• **Task description**
Look for "text" in each line of the entries, and return the matching lines.

• **Given records**
━━━
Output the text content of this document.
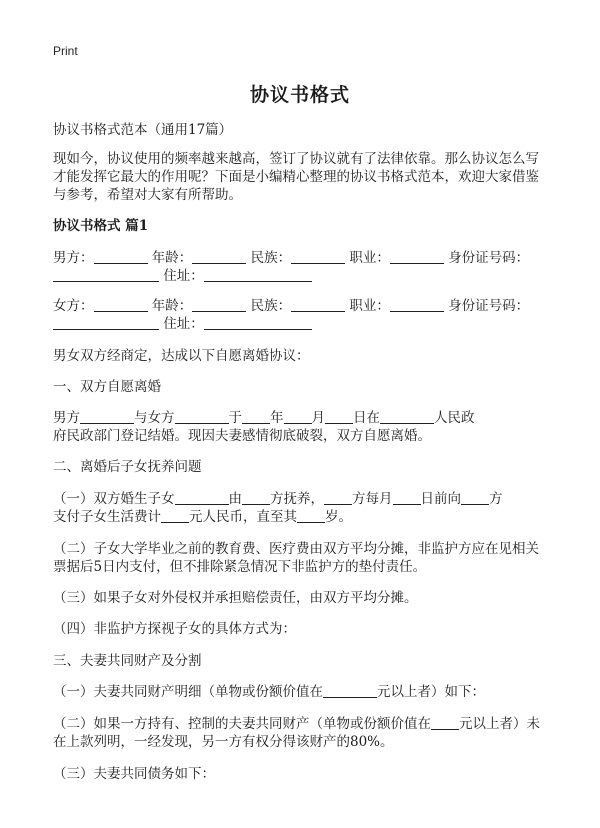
Print
协议书格式
协议书格式范本（通用17篇）
现如今，协议使用的频率越来越高，签订了协议就有了法律依靠。那么协议怎么写
才能发挥它最大的作用呢？下面是小编精心整理的协议书格式范本，欢迎大家借鉴
与参考，希望对大家有所帮助。
协议书格式 篇1
男方：	年龄：	民族：	职业：	身份证号码：
住址：
女方：	年龄：	民族：	职业：	身份证号码：
住址：
男女双方经商定，达成以下自愿离婚协议：
一、双方自愿离婚
男方	与女方	于 年 月 日在	人民政
府民政部门登记结婚。现因夫妻感情彻底破裂，双方自愿离婚。
二、离婚后子女抚养问题
（一）双方婚生子女	由 方抚养， 方每月 日前向 方
支付子女生活费计 元人民币，直至其 岁。
（二）子女大学毕业之前的教育费、医疗费由双方平均分摊，非监护方应在见相关
票据后5日内支付，但不排除紧急情况下非监护方的垫付责任。
（三）如果子女对外侵权并承担赔偿责任，由双方平均分摊。
（四）非监护方探视子女的具体方式为：
三、夫妻共同财产及分割
（一）夫妻共同财产明细（单物或份额价值在	元以上者）如下：
（二）如果一方持有、控制的夫妻共同财产（单物或份额价值在 元以上者）未
在上款列明，一经发现，另一方有权分得该财产的80%。
（三）夫妻共同债务如下：
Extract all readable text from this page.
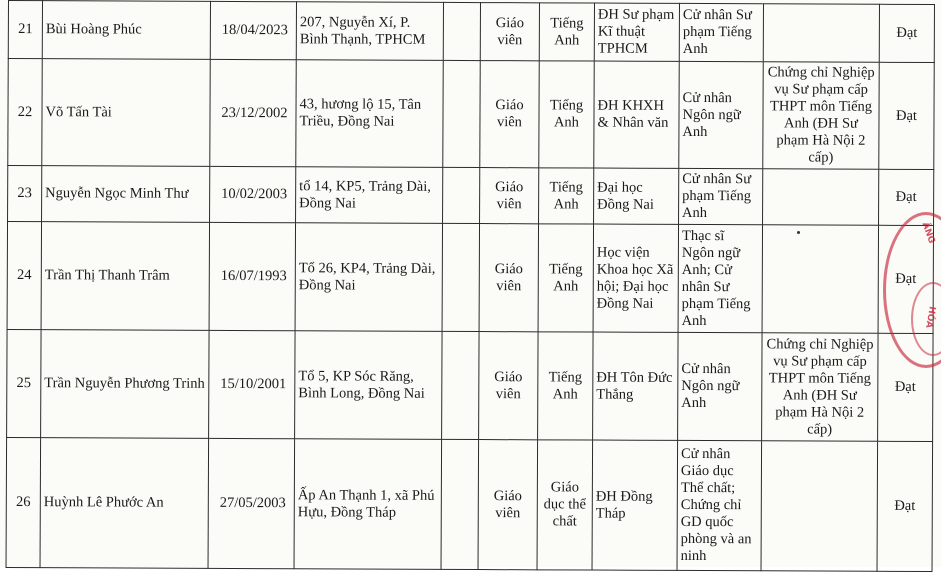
21	Bùi Hoàng Phúc	18/04/2023	207, Nguyễn Xí, P. Bình Thạnh, TPHCM		Giáo viên	Tiếng Anh	ĐH Sư phạm Kĩ thuật TPHCM	Cử nhân Sư phạm Tiếng Anh		Đạt
22	Võ Tấn Tài	23/12/2002	43, hương lộ 15, Tân Triều, Đồng Nai		Giáo viên	Tiếng Anh	ĐH KHXH & Nhân văn	Cử nhân Ngôn ngữ Anh	Chứng chỉ Nghiệp vụ Sư phạm cấp THPT môn Tiếng Anh (ĐH Sư phạm Hà Nội 2 cấp)	Đạt
23	Nguyễn Ngọc Minh Thư	10/02/2003	tổ 14, KP5, Trảng Dài, Đồng Nai		Giáo viên	Tiếng Anh	Đại học Đồng Nai	Cử nhân Sư phạm Tiếng Anh		Đạt
24	Trần Thị Thanh Trâm	16/07/1993	Tổ 26, KP4, Trảng Dài, Đồng Nai		Giáo viên	Tiếng Anh	Học viện Khoa học Xã hội; Đại học Đồng Nai	Thạc sĩ Ngôn ngữ Anh; Cử nhân Sư phạm Tiếng Anh		Đạt
25	Trần Nguyễn Phương Trinh	15/10/2001	Tổ 5, KP Sóc Răng, Bình Long, Đồng Nai		Giáo viên	Tiếng Anh	ĐH Tôn Đức Thắng	Cử nhân Ngôn ngữ Anh	Chứng chỉ Nghiệp vụ Sư phạm cấp THPT môn Tiếng Anh (ĐH Sư phạm Hà Nội 2 cấp)	Đạt
26	Huỳnh Lê Phước An	27/05/2003	Ấp An Thạnh 1, xã Phú Hựu, Đồng Tháp		Giáo viên	Giáo dục thể chất	ĐH Đồng Tháp	Cử nhân Giáo dục Thể chất; Chứng chỉ GD quốc phòng và an ninh		Đạt
ẤNG
HÓA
━━━
• **Written answer**
Output the text content of this document.
Extract all readable text from this page.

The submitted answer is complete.